Retype the listing that follows, word for word.
[START OF EXERCISE DATA]
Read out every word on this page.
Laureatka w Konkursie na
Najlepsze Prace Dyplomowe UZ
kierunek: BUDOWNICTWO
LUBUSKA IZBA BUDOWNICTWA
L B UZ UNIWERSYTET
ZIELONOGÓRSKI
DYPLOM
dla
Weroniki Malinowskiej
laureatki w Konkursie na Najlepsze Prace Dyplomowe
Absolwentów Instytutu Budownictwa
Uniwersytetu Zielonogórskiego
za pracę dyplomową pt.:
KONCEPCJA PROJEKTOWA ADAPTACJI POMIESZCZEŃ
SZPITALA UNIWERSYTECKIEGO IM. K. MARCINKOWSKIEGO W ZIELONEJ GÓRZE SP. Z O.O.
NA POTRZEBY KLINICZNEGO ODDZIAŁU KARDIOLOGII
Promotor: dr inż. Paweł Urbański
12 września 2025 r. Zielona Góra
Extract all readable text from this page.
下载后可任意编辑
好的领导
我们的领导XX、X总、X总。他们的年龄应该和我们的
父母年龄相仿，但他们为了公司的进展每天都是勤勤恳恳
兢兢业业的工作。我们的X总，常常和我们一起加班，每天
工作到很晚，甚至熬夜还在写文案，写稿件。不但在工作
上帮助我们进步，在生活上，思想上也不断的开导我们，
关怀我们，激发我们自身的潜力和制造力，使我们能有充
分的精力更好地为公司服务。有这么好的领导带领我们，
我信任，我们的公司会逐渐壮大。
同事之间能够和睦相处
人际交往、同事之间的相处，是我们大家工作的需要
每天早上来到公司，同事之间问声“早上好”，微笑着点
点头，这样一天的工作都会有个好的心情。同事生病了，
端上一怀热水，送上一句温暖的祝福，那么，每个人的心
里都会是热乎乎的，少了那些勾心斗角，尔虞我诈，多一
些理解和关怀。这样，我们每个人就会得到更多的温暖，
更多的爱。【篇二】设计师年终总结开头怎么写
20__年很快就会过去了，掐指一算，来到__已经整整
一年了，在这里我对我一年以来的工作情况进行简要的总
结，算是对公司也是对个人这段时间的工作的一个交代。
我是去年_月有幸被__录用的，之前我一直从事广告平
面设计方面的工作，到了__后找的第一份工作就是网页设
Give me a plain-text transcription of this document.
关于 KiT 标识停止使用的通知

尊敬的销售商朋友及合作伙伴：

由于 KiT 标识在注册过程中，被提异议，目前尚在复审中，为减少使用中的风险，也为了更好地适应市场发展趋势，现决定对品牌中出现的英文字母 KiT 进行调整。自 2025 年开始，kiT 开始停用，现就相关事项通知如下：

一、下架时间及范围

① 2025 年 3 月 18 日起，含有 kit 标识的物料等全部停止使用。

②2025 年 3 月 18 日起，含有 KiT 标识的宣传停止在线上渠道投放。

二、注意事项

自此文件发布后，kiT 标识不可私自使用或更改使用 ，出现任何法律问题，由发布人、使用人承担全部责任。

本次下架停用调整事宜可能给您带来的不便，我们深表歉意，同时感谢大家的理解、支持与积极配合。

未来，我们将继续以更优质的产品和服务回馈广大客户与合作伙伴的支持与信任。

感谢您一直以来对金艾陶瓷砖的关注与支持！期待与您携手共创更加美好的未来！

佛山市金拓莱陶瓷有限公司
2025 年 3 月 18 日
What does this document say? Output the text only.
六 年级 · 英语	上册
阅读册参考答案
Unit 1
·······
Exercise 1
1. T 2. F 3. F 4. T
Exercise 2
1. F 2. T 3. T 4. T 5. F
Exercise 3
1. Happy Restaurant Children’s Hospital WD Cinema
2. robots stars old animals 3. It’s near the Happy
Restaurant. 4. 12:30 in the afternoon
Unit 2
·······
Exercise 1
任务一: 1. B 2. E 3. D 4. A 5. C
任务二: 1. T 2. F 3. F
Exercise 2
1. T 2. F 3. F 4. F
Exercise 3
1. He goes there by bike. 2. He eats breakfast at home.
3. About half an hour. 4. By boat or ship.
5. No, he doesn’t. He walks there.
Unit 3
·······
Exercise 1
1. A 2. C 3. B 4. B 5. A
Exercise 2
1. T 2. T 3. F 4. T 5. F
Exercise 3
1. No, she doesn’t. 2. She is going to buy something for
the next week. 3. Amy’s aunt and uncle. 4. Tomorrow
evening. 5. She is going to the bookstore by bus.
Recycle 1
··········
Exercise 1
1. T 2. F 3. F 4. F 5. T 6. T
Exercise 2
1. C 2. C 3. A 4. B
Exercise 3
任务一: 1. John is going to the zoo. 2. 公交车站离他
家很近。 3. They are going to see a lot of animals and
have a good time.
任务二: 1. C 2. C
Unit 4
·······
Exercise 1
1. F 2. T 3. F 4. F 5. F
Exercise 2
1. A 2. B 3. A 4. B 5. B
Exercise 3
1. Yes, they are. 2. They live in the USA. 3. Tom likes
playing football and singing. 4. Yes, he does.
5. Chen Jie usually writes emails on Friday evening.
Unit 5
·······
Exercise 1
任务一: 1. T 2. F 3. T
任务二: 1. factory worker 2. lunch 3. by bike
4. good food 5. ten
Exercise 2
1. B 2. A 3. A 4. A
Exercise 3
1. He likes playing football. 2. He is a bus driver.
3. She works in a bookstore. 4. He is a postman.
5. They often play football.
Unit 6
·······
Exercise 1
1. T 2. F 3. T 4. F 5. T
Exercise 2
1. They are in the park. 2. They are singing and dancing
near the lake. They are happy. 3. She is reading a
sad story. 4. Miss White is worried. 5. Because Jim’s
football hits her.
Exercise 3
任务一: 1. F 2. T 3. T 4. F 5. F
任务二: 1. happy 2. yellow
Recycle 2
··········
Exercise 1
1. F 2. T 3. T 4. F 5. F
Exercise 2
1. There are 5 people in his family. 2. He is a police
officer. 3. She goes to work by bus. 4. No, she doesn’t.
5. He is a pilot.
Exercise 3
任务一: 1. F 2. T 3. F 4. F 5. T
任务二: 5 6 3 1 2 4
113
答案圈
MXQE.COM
[END OF EXERCISE DATA]
ANSWER TO THE EXERCISE:
Read out every word on this page.
Laureatka w Konkursie na
Najlepsze Prace Dyplomowe UZ
kierunek: BUDOWNICTWO
LUBUSKA IZBA BUDOWNICTWA
L B UZ UNIWERSYTET
ZIELONOGÓRSKI
DYPLOM
dla
Weroniki Malinowskiej
laureatki w Konkursie na Najlepsze Prace Dyplomowe
Absolwentów Instytutu Budownictwa
Uniwersytetu Zielonogórskiego
za pracę dyplomową pt.:
KONCEPCJA PROJEKTOWA ADAPTACJI POMIESZCZEŃ
SZPITALA UNIWERSYTECKIEGO IM. K. MARCINKOWSKIEGO W ZIELONEJ GÓRZE SP. Z O.O.
NA POTRZEBY KLINICZNEGO ODDZIAŁU KARDIOLOGII
Promotor: dr inż. Paweł Urbański
12 września 2025 r. Zielona Góra
Extract all readable text from this page.
下载后可任意编辑
好的领导
我们的领导XX、X总、X总。他们的年龄应该和我们的
父母年龄相仿，但他们为了公司的进展每天都是勤勤恳恳
兢兢业业的工作。我们的X总，常常和我们一起加班，每天
工作到很晚，甚至熬夜还在写文案，写稿件。不但在工作
上帮助我们进步，在生活上，思想上也不断的开导我们，
关怀我们，激发我们自身的潜力和制造力，使我们能有充
分的精力更好地为公司服务。有这么好的领导带领我们，
我信任，我们的公司会逐渐壮大。
同事之间能够和睦相处
人际交往、同事之间的相处，是我们大家工作的需要
每天早上来到公司，同事之间问声“早上好”，微笑着点
点头，这样一天的工作都会有个好的心情。同事生病了，
端上一怀热水，送上一句温暖的祝福，那么，每个人的心
里都会是热乎乎的，少了那些勾心斗角，尔虞我诈，多一
些理解和关怀。这样，我们每个人就会得到更多的温暖，
更多的爱。【篇二】设计师年终总结开头怎么写
20__年很快就会过去了，掐指一算，来到__已经整整
一年了，在这里我对我一年以来的工作情况进行简要的总
结，算是对公司也是对个人这段时间的工作的一个交代。
我是去年_月有幸被__录用的，之前我一直从事广告平
面设计方面的工作，到了__后找的第一份工作就是网页设
Give me a plain-text transcription of this document.
关于 KiT 标识停止使用的通知

尊敬的销售商朋友及合作伙伴：

由于 KiT 标识在注册过程中，被提异议，目前尚在复审中，为减少使用中的风险，也为了更好地适应市场发展趋势，现决定对品牌中出现的英文字母 KiT 进行调整。自 2025 年开始，kiT 开始停用，现就相关事项通知如下：

一、下架时间及范围

① 2025 年 3 月 18 日起，含有 kit 标识的物料等全部停止使用。

②2025 年 3 月 18 日起，含有 KiT 标识的宣传停止在线上渠道投放。

二、注意事项

自此文件发布后，kiT 标识不可私自使用或更改使用 ，出现任何法律问题，由发布人、使用人承担全部责任。

本次下架停用调整事宜可能给您带来的不便，我们深表歉意，同时感谢大家的理解、支持与积极配合。

未来，我们将继续以更优质的产品和服务回馈广大客户与合作伙伴的支持与信任。

感谢您一直以来对金艾陶瓷砖的关注与支持！期待与您携手共创更加美好的未来！

佛山市金拓莱陶瓷有限公司
2025 年 3 月 18 日
What does this document say? Output the text only.
六 年级 · 英语	上册
阅读册参考答案
Unit 1
·······
Exercise 1
1. T 2. F 3. F 4. T
Exercise 2
1. F 2. T 3. T 4. T 5. F
Exercise 3
1. Happy Restaurant Children’s Hospital WD Cinema
2. robots stars old animals 3. It’s near the Happy
Restaurant. 4. 12:30 in the afternoon
Unit 2
·······
Exercise 1
任务一: 1. B 2. E 3. D 4. A 5. C
任务二: 1. T 2. F 3. F
Exercise 2
1. T 2. F 3. F 4. F
Exercise 3
1. He goes there by bike. 2. He eats breakfast at home.
3. About half an hour. 4. By boat or ship.
5. No, he doesn’t. He walks there.
Unit 3
·······
Exercise 1
1. A 2. C 3. B 4. B 5. A
Exercise 2
1. T 2. T 3. F 4. T 5. F
Exercise 3
1. No, she doesn’t. 2. She is going to buy something for
the next week. 3. Amy’s aunt and uncle. 4. Tomorrow
evening. 5. She is going to the bookstore by bus.
Recycle 1
··········
Exercise 1
1. T 2. F 3. F 4. F 5. T 6. T
Exercise 2
1. C 2. C 3. A 4. B
Exercise 3
任务一: 1. John is going to the zoo. 2. 公交车站离他
家很近。 3. They are going to see a lot of animals and
have a good time.
任务二: 1. C 2. C
Unit 4
·······
Exercise 1
1. F 2. T 3. F 4. F 5. F
Exercise 2
1. A 2. B 3. A 4. B 5. B
Exercise 3
1. Yes, they are. 2. They live in the USA. 3. Tom likes
playing football and singing. 4. Yes, he does.
5. Chen Jie usually writes emails on Friday evening.
Unit 5
·······
Exercise 1
任务一: 1. T 2. F 3. T
任务二: 1. factory worker 2. lunch 3. by bike
4. good food 5. ten
Exercise 2
1. B 2. A 3. A 4. A
Exercise 3
1. He likes playing football. 2. He is a bus driver.
3. She works in a bookstore. 4. He is a postman.
5. They often play football.
Unit 6
·······
Exercise 1
1. T 2. F 3. T 4. F 5. T
Exercise 2
1. They are in the park. 2. They are singing and dancing
near the lake. They are happy. 3. She is reading a
sad story. 4. Miss White is worried. 5. Because Jim’s
football hits her.
Exercise 3
任务一: 1. F 2. T 3. T 4. F 5. F
任务二: 1. happy 2. yellow
Recycle 2
··········
Exercise 1
1. F 2. T 3. T 4. F 5. F
Exercise 2
1. There are 5 people in his family. 2. He is a police
officer. 3. She goes to work by bus. 4. No, she doesn’t.
5. He is a pilot.
Exercise 3
任务一: 1. F 2. T 3. F 4. F 5. T
任务二: 5 6 3 1 2 4
113
答案圈
MXQE.COM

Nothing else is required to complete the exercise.